Search the data for the word "DTYPE" and copy every line where it occurs.

- EXTRACTED INFORMATION:
........

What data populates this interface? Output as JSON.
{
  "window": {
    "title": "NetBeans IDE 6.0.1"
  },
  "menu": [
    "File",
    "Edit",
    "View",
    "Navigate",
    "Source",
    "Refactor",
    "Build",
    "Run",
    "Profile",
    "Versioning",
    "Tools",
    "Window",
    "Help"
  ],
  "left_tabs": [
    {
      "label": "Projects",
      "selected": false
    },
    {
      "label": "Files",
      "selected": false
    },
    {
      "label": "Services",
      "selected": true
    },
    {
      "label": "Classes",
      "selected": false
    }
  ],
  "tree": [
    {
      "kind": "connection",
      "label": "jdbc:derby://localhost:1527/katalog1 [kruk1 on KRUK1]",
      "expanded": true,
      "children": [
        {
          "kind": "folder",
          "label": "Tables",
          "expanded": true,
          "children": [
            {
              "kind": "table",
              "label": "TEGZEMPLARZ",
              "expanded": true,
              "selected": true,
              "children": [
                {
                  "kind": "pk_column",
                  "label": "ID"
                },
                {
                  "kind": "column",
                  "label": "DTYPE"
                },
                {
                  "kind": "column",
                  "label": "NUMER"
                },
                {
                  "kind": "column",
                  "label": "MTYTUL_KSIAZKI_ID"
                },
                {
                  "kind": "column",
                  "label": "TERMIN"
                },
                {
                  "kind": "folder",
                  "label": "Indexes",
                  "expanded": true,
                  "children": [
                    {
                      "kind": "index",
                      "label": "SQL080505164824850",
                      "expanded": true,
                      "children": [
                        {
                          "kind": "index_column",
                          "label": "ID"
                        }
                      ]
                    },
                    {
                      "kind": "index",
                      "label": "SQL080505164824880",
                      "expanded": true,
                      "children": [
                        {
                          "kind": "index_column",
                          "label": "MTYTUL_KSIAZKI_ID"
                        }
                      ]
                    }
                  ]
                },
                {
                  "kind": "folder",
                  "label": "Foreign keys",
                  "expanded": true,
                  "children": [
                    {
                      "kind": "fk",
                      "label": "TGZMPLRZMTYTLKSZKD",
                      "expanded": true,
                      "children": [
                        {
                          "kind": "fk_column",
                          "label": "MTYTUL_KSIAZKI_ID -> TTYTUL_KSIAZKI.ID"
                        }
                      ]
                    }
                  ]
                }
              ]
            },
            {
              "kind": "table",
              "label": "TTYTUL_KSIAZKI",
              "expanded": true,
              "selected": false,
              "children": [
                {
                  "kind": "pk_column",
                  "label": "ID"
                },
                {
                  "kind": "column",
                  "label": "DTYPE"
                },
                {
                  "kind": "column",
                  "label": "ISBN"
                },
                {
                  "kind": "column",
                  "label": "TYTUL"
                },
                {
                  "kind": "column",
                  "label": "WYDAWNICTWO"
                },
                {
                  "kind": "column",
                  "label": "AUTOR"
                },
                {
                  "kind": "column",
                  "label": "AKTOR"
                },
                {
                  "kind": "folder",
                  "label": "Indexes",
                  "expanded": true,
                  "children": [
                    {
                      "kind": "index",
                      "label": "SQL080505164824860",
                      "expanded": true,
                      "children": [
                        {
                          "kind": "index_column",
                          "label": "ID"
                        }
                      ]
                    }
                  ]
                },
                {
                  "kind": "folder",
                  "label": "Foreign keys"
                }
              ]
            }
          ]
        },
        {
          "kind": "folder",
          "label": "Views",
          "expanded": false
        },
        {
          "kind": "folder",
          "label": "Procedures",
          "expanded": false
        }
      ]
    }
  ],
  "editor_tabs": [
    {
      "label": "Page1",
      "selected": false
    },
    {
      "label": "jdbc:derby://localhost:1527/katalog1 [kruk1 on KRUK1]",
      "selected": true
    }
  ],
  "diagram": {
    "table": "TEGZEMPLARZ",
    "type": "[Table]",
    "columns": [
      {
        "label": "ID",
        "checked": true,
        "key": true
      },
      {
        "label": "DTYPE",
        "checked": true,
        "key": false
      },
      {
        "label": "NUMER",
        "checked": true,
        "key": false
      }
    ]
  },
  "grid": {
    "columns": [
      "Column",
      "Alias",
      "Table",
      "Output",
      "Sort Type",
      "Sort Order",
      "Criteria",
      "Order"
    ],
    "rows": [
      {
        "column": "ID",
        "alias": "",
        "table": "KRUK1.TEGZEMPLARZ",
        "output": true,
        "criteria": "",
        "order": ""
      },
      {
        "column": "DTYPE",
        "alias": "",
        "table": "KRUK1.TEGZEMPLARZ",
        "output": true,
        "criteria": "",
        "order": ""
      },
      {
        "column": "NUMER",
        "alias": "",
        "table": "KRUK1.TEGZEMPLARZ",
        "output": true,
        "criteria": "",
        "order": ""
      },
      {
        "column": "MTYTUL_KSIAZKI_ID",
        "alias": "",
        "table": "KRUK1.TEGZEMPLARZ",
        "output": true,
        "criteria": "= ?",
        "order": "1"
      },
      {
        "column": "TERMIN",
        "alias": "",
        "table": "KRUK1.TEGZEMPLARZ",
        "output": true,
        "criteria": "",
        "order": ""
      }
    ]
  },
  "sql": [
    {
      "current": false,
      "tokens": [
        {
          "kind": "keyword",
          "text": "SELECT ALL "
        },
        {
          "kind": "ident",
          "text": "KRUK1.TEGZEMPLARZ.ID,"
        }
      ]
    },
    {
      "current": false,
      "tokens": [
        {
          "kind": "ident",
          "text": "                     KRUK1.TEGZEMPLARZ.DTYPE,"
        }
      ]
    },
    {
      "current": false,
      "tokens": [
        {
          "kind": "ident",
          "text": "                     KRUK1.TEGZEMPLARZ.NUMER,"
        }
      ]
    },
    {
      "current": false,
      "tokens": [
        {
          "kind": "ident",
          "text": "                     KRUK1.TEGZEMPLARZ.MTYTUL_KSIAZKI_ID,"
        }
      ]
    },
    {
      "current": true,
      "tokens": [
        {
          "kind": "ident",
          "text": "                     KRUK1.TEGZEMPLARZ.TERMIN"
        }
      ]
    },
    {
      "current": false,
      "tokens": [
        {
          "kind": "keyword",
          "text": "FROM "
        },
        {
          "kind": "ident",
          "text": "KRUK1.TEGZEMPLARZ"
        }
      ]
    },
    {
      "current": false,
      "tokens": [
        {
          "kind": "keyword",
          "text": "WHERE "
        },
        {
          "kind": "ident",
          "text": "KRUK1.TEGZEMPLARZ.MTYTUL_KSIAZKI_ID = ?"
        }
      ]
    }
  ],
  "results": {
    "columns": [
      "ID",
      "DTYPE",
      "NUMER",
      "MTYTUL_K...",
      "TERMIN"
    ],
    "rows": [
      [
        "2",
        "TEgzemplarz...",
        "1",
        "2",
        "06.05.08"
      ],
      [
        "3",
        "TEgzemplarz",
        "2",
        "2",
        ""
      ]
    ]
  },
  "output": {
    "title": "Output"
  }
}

........

- CORRECT RESPONSE:
                  "label": "DTYPE"
                  "label": "DTYPE"
        "label": "DTYPE",
        "column": "DTYPE",
          "text": "                     KRUK1.TEGZEMPLARZ.DTYPE,"
      "DTYPE",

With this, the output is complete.